▸ **EXERCISE BRIEF**: Some lines in the records below may hold the word "Spot"; give the number of those lines and nothing else.

>> Start

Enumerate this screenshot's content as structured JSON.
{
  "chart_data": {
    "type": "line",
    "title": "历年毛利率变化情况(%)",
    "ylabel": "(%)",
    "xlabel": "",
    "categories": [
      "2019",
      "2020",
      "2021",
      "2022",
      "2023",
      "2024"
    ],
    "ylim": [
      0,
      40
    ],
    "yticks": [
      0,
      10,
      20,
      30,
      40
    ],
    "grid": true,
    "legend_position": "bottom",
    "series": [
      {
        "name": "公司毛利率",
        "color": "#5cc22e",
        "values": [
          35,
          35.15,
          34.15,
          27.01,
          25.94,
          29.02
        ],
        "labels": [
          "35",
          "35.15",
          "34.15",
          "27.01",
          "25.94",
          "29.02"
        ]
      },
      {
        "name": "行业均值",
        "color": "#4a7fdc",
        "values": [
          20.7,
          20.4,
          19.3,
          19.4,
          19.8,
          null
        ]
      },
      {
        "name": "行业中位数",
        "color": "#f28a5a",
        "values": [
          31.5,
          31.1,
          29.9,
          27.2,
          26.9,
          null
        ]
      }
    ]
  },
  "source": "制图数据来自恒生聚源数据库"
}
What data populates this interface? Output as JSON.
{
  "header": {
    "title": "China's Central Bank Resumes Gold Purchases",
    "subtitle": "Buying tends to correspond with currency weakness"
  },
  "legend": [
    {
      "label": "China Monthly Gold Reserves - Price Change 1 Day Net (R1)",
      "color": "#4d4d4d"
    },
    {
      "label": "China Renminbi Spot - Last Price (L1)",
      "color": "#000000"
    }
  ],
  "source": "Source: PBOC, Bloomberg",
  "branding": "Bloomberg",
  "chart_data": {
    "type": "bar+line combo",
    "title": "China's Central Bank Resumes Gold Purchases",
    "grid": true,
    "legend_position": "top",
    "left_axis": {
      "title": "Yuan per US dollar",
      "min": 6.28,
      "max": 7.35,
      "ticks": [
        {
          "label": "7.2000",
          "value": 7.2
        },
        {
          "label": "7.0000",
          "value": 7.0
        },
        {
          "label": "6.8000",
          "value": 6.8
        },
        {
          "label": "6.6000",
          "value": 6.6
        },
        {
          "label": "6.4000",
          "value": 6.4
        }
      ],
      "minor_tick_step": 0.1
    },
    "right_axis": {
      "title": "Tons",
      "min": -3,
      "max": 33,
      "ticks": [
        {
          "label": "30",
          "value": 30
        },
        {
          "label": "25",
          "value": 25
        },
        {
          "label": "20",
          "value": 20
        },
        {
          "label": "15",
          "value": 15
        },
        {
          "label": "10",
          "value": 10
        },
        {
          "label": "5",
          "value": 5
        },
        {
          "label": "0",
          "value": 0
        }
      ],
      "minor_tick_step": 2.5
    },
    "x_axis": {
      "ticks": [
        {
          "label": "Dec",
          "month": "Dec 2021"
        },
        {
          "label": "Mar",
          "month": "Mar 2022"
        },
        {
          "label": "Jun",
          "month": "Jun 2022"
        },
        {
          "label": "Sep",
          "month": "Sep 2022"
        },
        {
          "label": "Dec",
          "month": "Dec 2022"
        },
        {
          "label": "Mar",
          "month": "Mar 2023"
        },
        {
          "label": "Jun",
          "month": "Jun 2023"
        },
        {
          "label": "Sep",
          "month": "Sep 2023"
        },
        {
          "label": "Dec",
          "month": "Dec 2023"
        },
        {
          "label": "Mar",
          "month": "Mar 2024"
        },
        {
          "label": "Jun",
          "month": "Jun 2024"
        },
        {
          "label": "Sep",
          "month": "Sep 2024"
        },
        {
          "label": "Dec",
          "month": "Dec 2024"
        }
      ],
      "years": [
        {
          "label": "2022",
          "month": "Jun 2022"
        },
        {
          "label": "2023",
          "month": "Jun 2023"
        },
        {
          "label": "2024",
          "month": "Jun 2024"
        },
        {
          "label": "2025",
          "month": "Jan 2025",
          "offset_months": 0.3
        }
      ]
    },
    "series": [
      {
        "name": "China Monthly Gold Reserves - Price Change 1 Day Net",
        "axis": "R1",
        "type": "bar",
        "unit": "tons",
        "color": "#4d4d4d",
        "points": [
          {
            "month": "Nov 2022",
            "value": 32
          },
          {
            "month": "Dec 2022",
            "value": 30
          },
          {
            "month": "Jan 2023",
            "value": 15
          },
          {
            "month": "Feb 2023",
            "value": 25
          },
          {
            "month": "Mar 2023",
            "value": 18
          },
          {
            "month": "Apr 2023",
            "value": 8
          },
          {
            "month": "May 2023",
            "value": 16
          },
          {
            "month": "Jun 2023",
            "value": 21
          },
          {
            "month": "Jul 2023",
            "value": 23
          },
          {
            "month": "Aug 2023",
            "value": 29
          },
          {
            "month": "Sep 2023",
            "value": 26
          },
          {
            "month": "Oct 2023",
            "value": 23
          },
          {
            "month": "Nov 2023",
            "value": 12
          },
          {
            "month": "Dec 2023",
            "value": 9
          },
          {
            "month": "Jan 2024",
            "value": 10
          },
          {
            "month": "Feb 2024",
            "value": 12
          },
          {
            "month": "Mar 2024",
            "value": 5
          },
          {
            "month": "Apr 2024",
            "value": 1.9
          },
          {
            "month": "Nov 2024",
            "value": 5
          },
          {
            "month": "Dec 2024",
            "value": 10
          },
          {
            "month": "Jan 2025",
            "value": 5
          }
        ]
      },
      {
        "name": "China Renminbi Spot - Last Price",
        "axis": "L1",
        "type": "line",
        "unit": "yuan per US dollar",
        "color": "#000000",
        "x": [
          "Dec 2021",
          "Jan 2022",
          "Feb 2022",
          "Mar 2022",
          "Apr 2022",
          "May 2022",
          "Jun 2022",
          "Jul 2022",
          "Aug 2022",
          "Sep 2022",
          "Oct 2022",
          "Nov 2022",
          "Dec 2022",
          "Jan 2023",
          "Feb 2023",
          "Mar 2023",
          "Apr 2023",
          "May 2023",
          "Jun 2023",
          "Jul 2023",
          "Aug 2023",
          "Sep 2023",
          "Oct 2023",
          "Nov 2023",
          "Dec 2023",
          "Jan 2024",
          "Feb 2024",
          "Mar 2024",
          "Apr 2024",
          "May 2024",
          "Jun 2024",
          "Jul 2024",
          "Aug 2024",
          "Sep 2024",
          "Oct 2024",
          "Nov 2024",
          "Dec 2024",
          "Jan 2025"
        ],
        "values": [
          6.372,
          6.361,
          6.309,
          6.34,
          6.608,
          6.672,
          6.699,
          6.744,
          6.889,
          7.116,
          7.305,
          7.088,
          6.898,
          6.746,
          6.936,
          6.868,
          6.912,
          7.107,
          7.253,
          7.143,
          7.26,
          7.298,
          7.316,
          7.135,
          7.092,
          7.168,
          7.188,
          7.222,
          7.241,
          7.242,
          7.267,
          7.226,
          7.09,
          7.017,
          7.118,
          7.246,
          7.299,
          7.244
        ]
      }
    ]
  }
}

>> End

▸ **FINISHED EXERCISE**: 2